# start of Records
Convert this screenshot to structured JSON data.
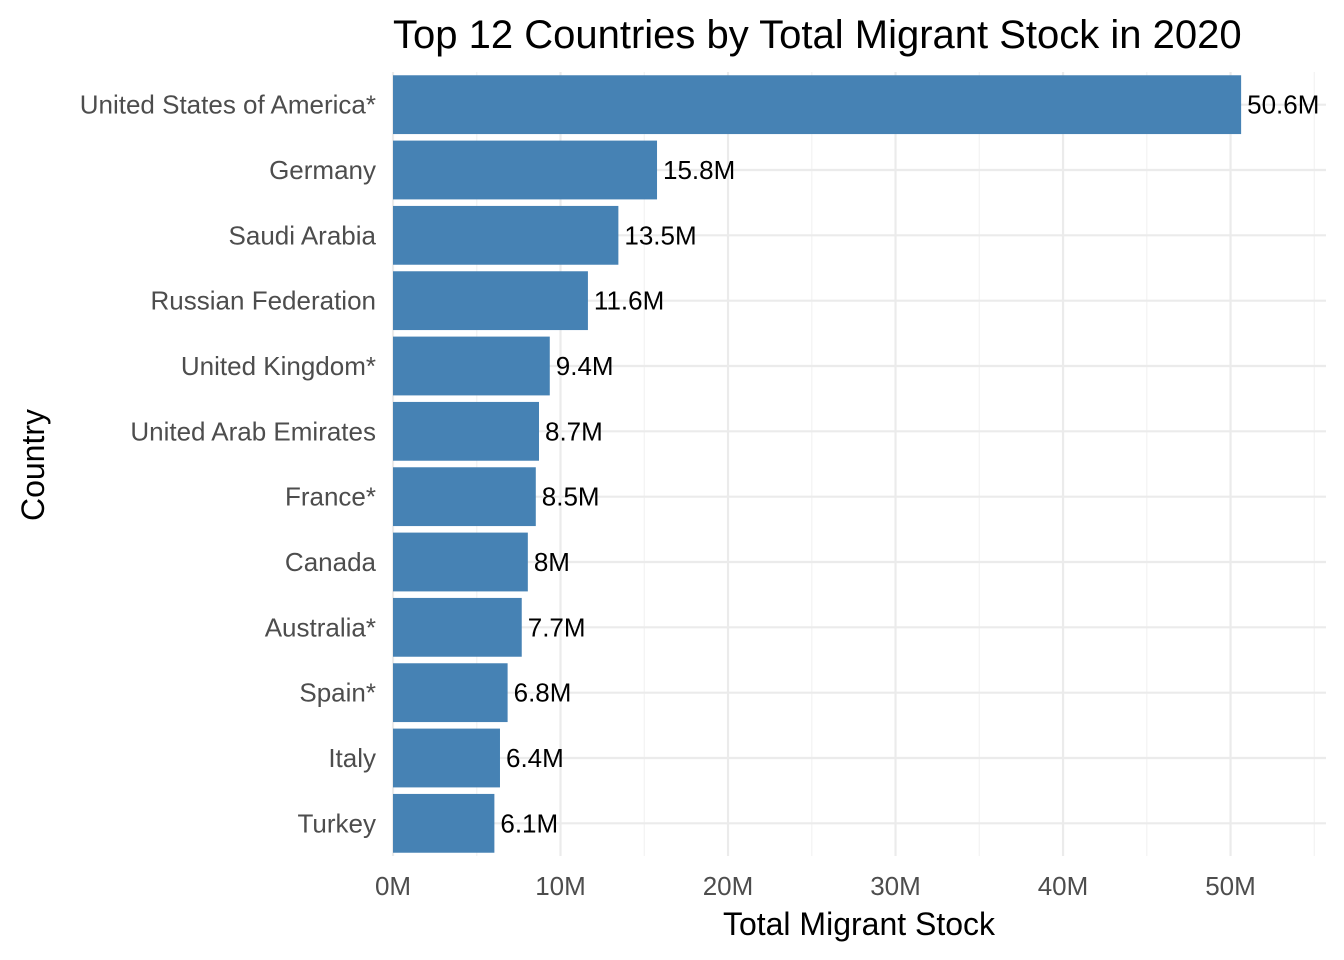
{
  "chart_data": {
    "type": "bar",
    "orientation": "horizontal",
    "title": "Top 12 Countries by Total Migrant Stock in 2020",
    "xlabel": "Total Migrant Stock",
    "ylabel": "Country",
    "categories": [
      "United States of America*",
      "Germany",
      "Saudi Arabia",
      "Russian Federation",
      "United Kingdom*",
      "United Arab Emirates",
      "France*",
      "Canada",
      "Australia*",
      "Spain*",
      "Italy",
      "Turkey"
    ],
    "values": [
      50632836,
      15762457,
      13454842,
      11636911,
      9359587,
      8716332,
      8524876,
      8049323,
      7685860,
      6842202,
      6386998,
      6052652
    ],
    "value_labels": [
      "50.6M",
      "15.8M",
      "13.5M",
      "11.6M",
      "9.4M",
      "8.7M",
      "8.5M",
      "8M",
      "7.7M",
      "6.8M",
      "6.4M",
      "6.1M"
    ],
    "x_ticks": [
      0,
      10000000,
      20000000,
      30000000,
      40000000,
      50000000
    ],
    "x_tick_labels": [
      "0M",
      "10M",
      "20M",
      "30M",
      "40M",
      "50M"
    ],
    "xlim": [
      0,
      55700000
    ],
    "grid": true,
    "legend": "none",
    "bar_color": "#4682B4"
  }
}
# end of Records
=== Written instruction ===
State the count of lines holding the string "Migrant" in the listing above, and nothing else.

=== Task answer ===
2